=== RECORDS ===

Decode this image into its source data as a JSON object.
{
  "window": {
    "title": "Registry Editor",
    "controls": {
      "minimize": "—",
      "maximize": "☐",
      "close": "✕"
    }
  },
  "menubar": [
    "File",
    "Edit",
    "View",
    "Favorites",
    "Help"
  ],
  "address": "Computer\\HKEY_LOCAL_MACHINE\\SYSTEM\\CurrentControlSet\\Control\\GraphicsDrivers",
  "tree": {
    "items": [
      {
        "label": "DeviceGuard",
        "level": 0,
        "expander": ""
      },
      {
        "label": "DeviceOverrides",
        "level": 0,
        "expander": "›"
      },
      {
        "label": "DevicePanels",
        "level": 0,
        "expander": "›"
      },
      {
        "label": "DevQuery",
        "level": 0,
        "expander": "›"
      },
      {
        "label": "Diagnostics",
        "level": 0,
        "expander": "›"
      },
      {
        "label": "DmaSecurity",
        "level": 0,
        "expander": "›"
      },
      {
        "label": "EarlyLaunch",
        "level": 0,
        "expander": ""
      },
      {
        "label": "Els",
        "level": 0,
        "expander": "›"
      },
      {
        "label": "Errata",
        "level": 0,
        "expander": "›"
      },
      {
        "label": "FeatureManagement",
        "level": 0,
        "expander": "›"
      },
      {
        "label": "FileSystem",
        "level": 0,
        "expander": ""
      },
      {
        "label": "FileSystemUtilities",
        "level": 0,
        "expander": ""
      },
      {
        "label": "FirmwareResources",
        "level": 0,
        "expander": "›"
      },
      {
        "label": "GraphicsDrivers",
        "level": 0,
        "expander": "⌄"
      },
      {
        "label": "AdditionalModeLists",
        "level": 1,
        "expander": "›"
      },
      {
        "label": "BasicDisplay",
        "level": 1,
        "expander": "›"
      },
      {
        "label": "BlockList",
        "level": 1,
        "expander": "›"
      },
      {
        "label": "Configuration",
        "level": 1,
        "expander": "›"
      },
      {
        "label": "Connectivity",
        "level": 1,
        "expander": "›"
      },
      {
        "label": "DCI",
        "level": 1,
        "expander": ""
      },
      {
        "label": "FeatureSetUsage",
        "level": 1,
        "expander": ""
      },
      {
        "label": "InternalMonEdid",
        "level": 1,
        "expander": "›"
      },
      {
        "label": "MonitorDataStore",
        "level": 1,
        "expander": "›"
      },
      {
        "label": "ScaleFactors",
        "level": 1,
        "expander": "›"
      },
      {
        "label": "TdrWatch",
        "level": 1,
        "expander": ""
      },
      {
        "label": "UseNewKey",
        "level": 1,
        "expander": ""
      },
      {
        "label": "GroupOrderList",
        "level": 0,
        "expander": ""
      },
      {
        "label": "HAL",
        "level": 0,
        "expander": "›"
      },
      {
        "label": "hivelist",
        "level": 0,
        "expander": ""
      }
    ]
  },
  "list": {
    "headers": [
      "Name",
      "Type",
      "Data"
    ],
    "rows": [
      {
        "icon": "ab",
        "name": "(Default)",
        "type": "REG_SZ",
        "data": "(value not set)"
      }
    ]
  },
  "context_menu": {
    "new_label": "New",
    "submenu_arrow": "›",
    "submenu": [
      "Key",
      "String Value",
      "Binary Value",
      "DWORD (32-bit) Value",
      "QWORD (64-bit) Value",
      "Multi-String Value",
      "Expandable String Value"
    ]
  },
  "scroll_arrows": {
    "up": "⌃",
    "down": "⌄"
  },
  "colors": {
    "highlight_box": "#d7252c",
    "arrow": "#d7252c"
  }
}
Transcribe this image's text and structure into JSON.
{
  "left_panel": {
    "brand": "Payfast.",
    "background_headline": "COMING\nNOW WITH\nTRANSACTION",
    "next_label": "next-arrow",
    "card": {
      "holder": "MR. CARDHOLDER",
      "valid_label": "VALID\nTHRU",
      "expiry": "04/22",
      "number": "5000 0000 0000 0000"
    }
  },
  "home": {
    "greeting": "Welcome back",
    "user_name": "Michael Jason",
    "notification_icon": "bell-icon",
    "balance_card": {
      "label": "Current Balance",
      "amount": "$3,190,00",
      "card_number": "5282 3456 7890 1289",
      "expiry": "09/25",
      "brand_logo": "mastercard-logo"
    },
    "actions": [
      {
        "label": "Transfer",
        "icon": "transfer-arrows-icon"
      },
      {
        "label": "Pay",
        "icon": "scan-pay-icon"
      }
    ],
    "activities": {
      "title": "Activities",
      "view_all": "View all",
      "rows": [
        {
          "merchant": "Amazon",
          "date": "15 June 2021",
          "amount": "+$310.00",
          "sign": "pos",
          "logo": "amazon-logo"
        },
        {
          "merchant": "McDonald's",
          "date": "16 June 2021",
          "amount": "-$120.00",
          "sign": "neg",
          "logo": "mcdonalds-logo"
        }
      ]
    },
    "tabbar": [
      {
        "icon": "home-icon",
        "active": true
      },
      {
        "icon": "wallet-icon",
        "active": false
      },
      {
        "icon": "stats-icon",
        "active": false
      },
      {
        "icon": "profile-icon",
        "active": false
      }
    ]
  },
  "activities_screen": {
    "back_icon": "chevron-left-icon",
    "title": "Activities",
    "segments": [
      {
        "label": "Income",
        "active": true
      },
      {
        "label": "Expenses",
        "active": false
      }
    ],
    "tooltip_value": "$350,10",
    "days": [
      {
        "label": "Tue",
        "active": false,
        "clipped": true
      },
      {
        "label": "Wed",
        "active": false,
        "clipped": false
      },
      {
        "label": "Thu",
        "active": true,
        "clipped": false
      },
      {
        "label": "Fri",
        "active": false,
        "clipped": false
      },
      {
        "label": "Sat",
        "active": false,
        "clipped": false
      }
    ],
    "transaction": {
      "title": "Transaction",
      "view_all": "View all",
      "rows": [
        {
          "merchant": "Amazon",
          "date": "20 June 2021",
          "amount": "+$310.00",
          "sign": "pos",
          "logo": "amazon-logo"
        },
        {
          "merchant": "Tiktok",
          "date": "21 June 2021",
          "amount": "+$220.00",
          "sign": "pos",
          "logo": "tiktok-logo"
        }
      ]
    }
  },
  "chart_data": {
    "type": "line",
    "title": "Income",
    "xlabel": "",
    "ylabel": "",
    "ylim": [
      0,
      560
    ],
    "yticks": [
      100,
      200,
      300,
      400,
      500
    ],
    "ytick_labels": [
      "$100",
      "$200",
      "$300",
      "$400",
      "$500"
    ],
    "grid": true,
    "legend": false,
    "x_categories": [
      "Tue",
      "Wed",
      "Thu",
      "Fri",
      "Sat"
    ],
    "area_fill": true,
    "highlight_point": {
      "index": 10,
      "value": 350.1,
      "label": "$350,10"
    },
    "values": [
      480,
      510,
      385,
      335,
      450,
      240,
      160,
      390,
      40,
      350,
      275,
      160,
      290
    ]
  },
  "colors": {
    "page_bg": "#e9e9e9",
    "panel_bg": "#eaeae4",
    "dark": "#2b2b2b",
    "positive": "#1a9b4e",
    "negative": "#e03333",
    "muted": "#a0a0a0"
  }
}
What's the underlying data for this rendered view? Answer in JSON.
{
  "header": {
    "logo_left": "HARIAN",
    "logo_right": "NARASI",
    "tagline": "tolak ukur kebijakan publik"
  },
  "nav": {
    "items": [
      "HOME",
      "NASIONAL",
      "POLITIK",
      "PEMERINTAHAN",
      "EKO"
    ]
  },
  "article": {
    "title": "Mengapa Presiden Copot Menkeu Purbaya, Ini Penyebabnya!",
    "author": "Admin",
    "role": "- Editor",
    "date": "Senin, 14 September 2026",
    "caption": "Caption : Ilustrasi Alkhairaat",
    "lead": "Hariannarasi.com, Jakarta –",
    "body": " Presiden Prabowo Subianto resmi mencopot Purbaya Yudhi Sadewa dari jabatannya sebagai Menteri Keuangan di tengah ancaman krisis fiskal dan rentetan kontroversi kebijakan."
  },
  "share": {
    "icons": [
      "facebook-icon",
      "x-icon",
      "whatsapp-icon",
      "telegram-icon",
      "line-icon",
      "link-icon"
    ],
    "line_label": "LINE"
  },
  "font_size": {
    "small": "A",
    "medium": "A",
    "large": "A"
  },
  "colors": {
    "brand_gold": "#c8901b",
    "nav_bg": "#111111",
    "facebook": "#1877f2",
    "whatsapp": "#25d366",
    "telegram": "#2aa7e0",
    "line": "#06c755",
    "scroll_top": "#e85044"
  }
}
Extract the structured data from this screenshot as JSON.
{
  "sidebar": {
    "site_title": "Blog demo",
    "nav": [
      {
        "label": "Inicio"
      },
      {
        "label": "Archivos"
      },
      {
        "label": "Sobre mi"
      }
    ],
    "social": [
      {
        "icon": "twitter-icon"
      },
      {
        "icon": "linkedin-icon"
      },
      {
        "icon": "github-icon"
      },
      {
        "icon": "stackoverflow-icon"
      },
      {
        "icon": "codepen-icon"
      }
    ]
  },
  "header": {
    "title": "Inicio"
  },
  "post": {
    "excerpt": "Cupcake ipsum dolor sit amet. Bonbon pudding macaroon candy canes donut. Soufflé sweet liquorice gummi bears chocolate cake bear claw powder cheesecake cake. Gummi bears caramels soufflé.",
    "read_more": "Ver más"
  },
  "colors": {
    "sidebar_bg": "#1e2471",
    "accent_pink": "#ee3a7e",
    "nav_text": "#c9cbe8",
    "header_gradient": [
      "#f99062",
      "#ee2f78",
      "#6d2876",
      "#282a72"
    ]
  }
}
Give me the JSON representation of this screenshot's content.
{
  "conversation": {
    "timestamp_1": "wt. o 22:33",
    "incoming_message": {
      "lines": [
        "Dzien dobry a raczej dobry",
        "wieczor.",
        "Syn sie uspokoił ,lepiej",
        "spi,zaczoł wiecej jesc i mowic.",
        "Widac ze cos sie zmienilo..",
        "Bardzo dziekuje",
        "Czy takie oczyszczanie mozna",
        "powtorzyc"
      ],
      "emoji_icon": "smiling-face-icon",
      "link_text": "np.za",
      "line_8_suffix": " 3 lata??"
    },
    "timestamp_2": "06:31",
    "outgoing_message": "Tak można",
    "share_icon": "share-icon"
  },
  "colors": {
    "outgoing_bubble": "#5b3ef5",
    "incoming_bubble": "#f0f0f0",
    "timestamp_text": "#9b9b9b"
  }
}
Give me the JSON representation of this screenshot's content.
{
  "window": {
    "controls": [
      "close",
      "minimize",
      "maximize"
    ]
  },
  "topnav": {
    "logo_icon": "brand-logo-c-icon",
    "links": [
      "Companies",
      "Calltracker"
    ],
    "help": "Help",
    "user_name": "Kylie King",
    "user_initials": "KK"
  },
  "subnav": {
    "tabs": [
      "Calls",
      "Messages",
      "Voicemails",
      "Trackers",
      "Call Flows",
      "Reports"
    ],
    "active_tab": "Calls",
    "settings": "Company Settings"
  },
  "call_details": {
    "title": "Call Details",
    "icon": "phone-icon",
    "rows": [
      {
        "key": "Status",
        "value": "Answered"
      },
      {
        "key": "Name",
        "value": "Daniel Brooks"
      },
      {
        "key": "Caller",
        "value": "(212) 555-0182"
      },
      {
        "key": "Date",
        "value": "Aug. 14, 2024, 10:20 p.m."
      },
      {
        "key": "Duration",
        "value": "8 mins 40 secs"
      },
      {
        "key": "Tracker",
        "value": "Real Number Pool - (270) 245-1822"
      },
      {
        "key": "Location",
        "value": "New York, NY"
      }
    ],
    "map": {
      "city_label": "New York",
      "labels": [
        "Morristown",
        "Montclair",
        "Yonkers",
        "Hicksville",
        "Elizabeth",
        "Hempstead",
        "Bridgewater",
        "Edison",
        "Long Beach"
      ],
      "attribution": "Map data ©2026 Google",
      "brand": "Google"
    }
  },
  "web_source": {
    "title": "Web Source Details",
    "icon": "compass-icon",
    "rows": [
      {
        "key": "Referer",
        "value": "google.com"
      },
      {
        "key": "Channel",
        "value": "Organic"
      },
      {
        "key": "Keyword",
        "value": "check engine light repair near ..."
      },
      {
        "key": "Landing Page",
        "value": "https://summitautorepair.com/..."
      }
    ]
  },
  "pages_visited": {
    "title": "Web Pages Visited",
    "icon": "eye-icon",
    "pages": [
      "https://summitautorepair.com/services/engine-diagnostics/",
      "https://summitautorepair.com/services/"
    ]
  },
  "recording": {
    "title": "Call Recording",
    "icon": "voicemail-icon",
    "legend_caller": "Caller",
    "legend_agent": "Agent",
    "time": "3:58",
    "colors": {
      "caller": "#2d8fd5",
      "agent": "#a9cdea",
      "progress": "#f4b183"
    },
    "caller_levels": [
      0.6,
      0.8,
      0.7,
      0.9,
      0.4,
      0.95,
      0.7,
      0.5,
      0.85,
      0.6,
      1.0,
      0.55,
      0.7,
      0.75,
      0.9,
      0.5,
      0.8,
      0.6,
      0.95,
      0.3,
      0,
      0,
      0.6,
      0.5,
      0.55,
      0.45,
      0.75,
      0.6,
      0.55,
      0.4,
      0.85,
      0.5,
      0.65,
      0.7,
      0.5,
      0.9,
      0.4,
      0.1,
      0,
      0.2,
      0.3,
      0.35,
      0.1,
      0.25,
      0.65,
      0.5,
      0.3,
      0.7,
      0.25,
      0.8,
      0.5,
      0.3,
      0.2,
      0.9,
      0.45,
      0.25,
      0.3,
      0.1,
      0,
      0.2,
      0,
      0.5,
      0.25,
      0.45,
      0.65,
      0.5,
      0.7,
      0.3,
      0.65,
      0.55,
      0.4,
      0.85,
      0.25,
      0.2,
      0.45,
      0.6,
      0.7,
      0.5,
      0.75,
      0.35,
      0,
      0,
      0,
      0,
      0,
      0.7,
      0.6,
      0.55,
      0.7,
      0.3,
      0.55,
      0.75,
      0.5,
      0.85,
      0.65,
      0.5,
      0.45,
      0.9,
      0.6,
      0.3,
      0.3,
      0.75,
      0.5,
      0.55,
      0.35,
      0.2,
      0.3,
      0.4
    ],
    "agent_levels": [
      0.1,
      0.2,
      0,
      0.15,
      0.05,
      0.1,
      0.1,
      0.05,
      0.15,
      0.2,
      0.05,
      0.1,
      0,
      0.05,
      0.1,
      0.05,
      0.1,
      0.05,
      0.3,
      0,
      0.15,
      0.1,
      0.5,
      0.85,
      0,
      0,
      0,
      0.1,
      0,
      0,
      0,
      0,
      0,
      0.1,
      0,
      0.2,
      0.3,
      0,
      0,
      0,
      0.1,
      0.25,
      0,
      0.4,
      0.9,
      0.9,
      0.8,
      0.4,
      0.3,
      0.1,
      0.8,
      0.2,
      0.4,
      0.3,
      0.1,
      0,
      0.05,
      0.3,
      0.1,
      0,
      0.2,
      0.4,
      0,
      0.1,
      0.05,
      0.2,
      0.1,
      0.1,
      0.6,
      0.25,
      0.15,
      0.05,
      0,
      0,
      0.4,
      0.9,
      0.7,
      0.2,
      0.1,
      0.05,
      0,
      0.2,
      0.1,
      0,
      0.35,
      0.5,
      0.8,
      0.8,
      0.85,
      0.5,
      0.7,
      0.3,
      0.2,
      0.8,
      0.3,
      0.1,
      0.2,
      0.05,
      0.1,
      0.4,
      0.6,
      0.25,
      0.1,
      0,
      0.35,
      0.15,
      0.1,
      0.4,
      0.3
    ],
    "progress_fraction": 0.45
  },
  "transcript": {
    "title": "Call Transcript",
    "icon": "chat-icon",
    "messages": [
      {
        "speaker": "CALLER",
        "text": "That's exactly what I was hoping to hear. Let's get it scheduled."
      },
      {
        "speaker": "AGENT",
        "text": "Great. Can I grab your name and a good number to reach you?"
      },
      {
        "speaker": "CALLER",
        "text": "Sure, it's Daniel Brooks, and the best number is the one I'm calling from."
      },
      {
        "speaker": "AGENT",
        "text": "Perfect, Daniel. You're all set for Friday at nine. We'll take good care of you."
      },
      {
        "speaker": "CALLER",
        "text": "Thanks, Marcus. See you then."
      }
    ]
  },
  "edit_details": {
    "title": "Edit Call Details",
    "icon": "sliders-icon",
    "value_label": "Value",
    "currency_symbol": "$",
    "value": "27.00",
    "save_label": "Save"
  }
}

===

Identify every line above that includes the word "Brooks", and show those lines.

        "value": "Daniel Brooks"
        "text": "Sure, it's Daniel Brooks, and the best number is the one I'm calling from."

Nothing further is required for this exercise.